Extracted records
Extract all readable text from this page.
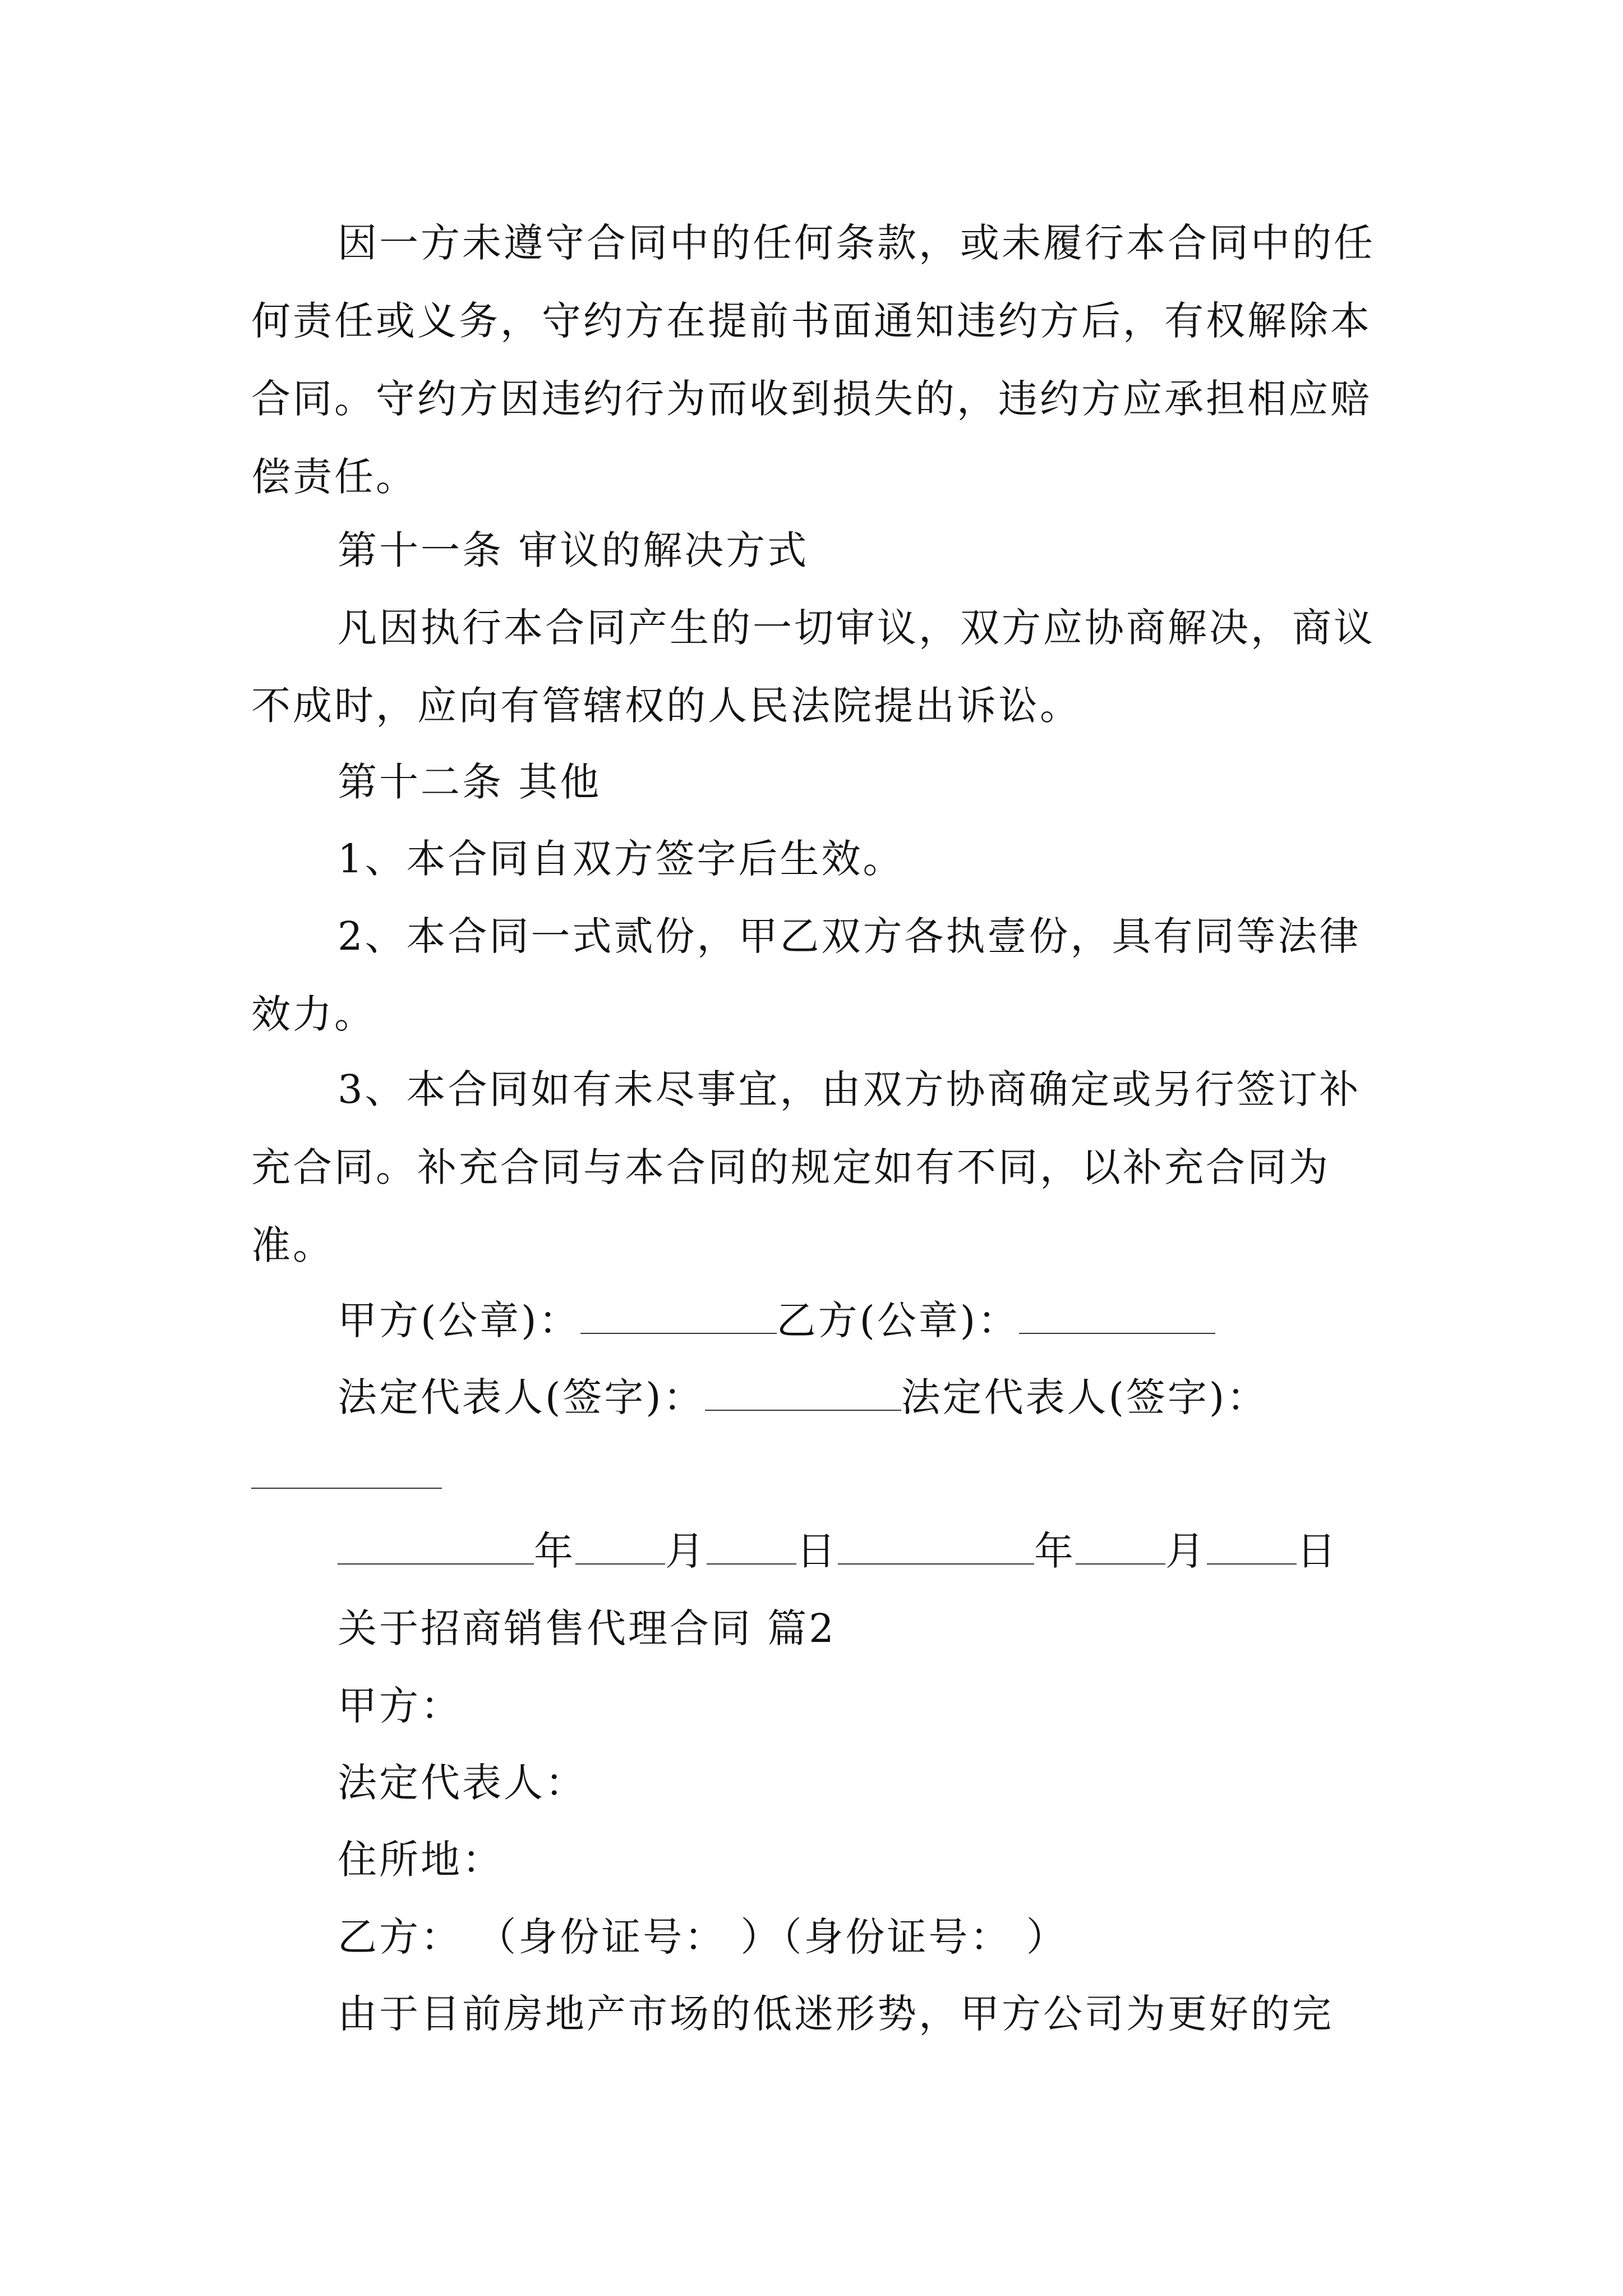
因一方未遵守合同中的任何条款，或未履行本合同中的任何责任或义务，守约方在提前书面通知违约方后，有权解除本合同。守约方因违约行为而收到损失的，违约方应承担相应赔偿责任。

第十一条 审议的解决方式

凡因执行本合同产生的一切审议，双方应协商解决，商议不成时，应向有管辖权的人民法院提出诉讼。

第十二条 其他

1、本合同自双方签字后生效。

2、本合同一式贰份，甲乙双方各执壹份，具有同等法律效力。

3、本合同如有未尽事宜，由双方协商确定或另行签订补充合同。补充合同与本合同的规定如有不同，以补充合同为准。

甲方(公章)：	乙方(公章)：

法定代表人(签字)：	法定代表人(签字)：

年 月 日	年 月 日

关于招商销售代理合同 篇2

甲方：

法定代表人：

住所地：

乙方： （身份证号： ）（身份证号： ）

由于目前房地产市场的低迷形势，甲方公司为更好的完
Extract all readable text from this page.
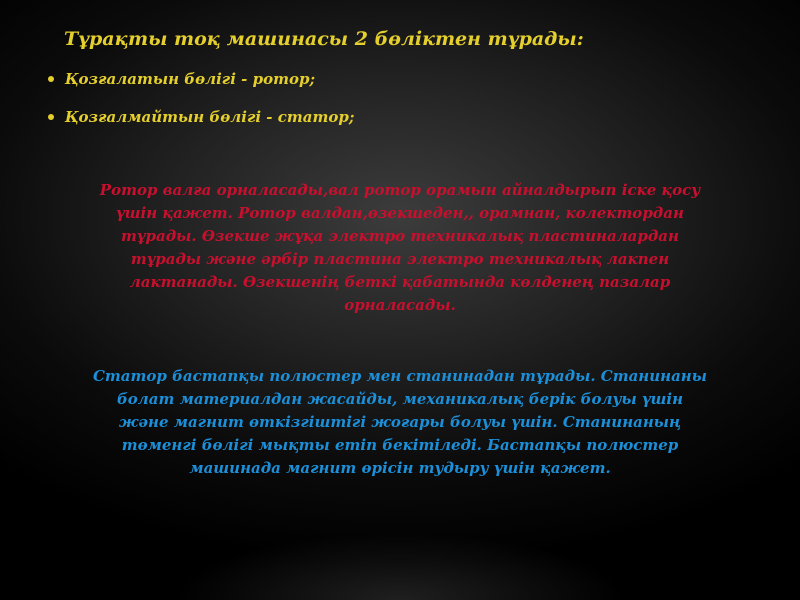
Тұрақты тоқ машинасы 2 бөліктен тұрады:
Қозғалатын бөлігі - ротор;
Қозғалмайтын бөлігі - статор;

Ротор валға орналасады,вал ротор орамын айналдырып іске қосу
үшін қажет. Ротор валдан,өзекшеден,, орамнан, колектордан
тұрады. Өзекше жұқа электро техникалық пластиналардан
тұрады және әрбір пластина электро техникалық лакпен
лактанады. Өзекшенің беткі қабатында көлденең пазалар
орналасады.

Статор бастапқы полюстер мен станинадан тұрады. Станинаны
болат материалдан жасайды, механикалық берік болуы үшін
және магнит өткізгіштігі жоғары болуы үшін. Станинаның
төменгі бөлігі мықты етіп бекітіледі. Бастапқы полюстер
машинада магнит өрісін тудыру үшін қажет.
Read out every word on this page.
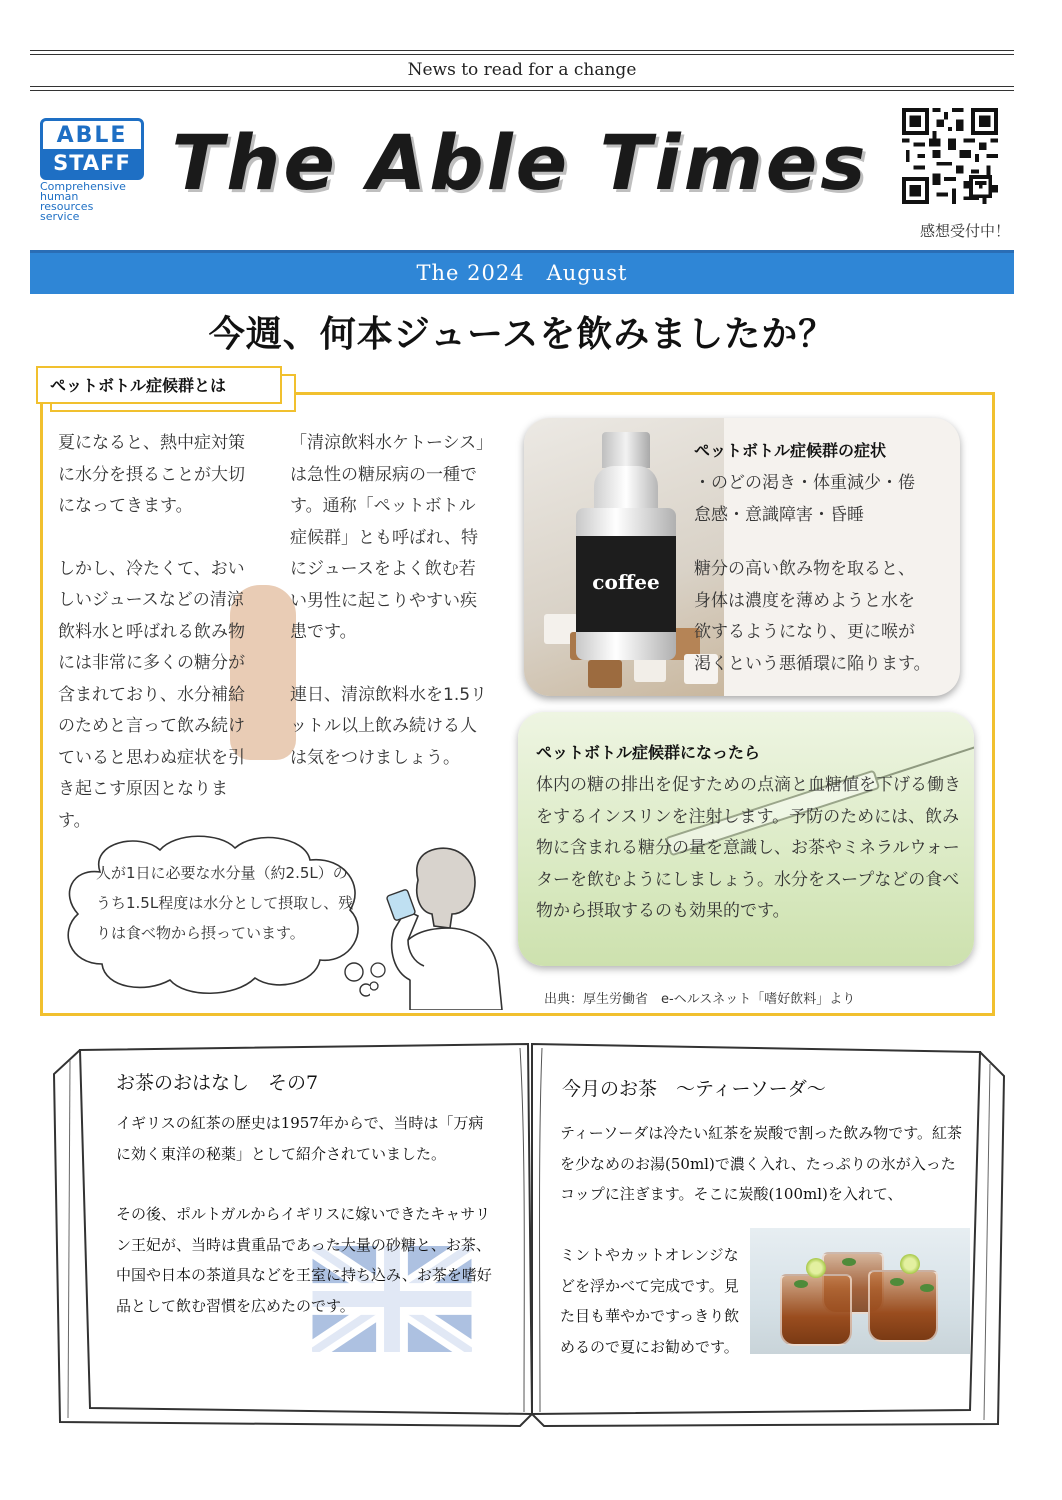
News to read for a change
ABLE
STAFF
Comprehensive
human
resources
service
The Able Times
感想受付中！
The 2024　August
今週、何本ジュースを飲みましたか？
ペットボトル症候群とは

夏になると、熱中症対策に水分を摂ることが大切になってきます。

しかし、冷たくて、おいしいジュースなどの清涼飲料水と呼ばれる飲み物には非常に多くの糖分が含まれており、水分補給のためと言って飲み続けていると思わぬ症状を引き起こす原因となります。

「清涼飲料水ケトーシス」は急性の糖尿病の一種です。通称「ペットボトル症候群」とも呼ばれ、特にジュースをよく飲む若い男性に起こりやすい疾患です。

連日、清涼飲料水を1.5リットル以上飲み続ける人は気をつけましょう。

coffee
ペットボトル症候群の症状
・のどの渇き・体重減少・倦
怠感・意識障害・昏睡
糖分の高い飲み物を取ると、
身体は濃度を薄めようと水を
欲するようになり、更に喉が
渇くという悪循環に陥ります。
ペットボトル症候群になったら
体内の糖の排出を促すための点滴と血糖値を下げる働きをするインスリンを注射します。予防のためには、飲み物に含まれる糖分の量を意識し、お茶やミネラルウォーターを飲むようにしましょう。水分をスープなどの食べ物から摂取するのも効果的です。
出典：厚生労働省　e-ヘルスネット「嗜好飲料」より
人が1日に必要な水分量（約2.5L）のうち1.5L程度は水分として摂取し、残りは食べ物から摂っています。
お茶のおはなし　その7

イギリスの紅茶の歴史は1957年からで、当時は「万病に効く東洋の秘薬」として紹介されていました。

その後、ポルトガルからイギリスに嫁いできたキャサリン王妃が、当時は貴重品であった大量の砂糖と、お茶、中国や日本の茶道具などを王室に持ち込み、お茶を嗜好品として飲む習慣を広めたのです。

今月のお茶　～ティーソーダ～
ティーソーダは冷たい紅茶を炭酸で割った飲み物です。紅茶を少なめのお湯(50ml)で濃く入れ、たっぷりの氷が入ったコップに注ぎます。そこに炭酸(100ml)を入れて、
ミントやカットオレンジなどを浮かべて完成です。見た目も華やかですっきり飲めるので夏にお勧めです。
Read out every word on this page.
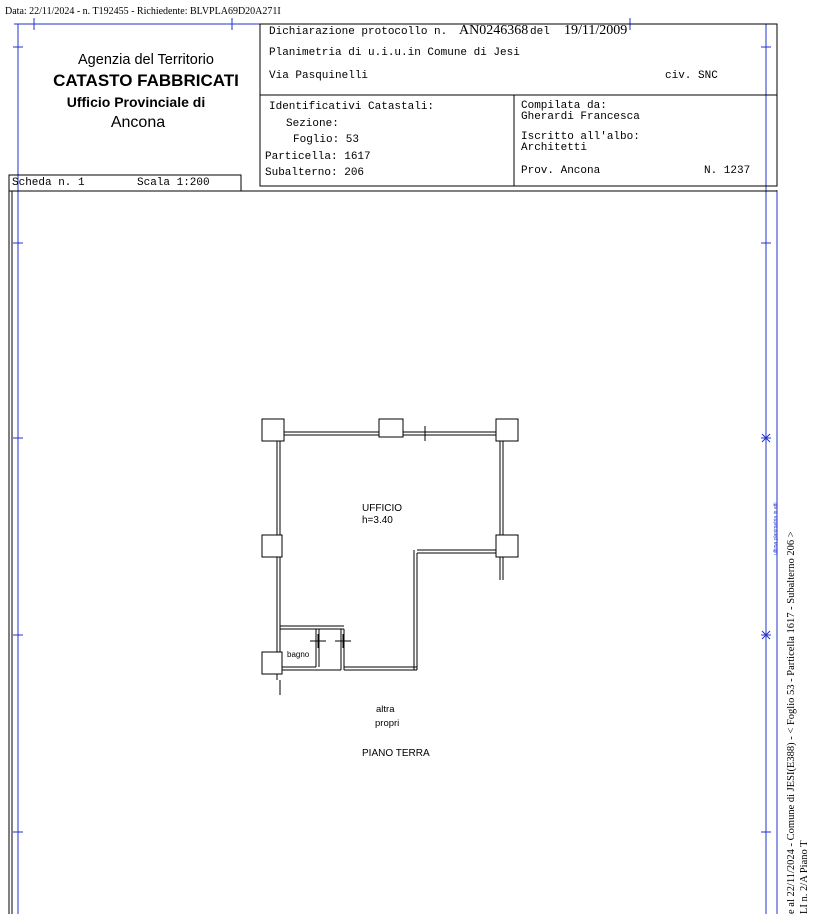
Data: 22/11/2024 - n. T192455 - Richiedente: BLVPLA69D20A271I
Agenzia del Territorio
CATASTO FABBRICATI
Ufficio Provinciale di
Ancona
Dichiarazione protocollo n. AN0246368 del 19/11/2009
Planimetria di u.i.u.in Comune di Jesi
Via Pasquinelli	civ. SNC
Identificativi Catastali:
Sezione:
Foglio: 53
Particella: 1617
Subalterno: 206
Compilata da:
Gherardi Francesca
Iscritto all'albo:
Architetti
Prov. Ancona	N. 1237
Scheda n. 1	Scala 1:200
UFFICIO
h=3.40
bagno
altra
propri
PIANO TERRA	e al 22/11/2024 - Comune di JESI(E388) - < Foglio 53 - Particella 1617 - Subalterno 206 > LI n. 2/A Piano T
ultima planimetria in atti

__Work to be completed__
Print the full listing exactly, dropping the pictures.

__The output__
Extract all readable text from this page.
因一方未遵守合同中的任何条款，或未履行本合同中的任何责任或义务，守约方在提前书面通知违约方后，有权解除本合同。守约方因违约行为而收到损失的，违约方应承担相应赔偿责任。

第十一条 审议的解决方式

凡因执行本合同产生的一切审议，双方应协商解决，商议不成时，应向有管辖权的人民法院提出诉讼。

第十二条 其他

1、本合同自双方签字后生效。

2、本合同一式贰份，甲乙双方各执壹份，具有同等法律效力。

3、本合同如有未尽事宜，由双方协商确定或另行签订补充合同。补充合同与本合同的规定如有不同，以补充合同为准。

甲方(公章)：	乙方(公章)：

法定代表人(签字)：	法定代表人(签字)：

年 月 日	年 月 日

关于招商销售代理合同 篇2

甲方：

法定代表人：

住所地：

乙方： （身份证号： ）（身份证号： ）

由于目前房地产市场的低迷形势，甲方公司为更好的完
Extract all readable text from this page.
Тұрақты тоқ машинасы 2 бөліктен тұрады:
Қозғалатын бөлігі - ротор;
Қозғалмайтын бөлігі - статор;

Ротор валға орналасады,вал ротор орамын айналдырып іске қосу
үшін қажет. Ротор валдан,өзекшеден,, орамнан, колектордан
тұрады. Өзекше жұқа электро техникалық пластиналардан
тұрады және әрбір пластина электро техникалық лакпен
лактанады. Өзекшенің беткі қабатында көлденең пазалар
орналасады.

Статор бастапқы полюстер мен станинадан тұрады. Станинаны
болат материалдан жасайды, механикалық берік болуы үшін
және магнит өткізгіштігі жоғары болуы үшін. Станинаның
төменгі бөлігі мықты етіп бекітіледі. Бастапқы полюстер
машинада магнит өрісін тудыру үшін қажет.
Read out every word on this page.
News to read for a change
ABLE
STAFF
Comprehensive
human
resources
service
The Able Times
感想受付中！
The 2024　August
今週、何本ジュースを飲みましたか？
ペットボトル症候群とは

夏になると、熱中症対策に水分を摂ることが大切になってきます。

しかし、冷たくて、おいしいジュースなどの清涼飲料水と呼ばれる飲み物には非常に多くの糖分が含まれており、水分補給のためと言って飲み続けていると思わぬ症状を引き起こす原因となります。

「清涼飲料水ケトーシス」は急性の糖尿病の一種です。通称「ペットボトル症候群」とも呼ばれ、特にジュースをよく飲む若い男性に起こりやすい疾患です。

連日、清涼飲料水を1.5リットル以上飲み続ける人は気をつけましょう。

coffee
ペットボトル症候群の症状
・のどの渇き・体重減少・倦
怠感・意識障害・昏睡
糖分の高い飲み物を取ると、
身体は濃度を薄めようと水を
欲するようになり、更に喉が
渇くという悪循環に陥ります。
ペットボトル症候群になったら
体内の糖の排出を促すための点滴と血糖値を下げる働きをするインスリンを注射します。予防のためには、飲み物に含まれる糖分の量を意識し、お茶やミネラルウォーターを飲むようにしましょう。水分をスープなどの食べ物から摂取するのも効果的です。
出典：厚生労働省　e-ヘルスネット「嗜好飲料」より
人が1日に必要な水分量（約2.5L）のうち1.5L程度は水分として摂取し、残りは食べ物から摂っています。
お茶のおはなし　その7

イギリスの紅茶の歴史は1957年からで、当時は「万病に効く東洋の秘薬」として紹介されていました。

その後、ポルトガルからイギリスに嫁いできたキャサリン王妃が、当時は貴重品であった大量の砂糖と、お茶、中国や日本の茶道具などを王室に持ち込み、お茶を嗜好品として飲む習慣を広めたのです。

今月のお茶　～ティーソーダ～
ティーソーダは冷たい紅茶を炭酸で割った飲み物です。紅茶を少なめのお湯(50ml)で濃く入れ、たっぷりの氷が入ったコップに注ぎます。そこに炭酸(100ml)を入れて、
ミントやカットオレンジなどを浮かべて完成です。見た目も華やかですっきり飲めるので夏にお勧めです。
Read out every word on this page.
Data: 22/11/2024 - n. T192455 - Richiedente: BLVPLA69D20A271I
Agenzia del Territorio
CATASTO FABBRICATI
Ufficio Provinciale di
Ancona
Dichiarazione protocollo n. AN0246368 del 19/11/2009
Planimetria di u.i.u.in Comune di Jesi
Via Pasquinelli	civ. SNC
Identificativi Catastali:
Sezione:
Foglio: 53
Particella: 1617
Subalterno: 206
Compilata da:
Gherardi Francesca
Iscritto all'albo:
Architetti
Prov. Ancona	N. 1237
Scheda n. 1	Scala 1:200
UFFICIO
h=3.40
bagno
altra
propri
PIANO TERRA	e al 22/11/2024 - Comune di JESI(E388) - < Foglio 53 - Particella 1617 - Subalterno 206 > LI n. 2/A Piano T
ultima planimetria in atti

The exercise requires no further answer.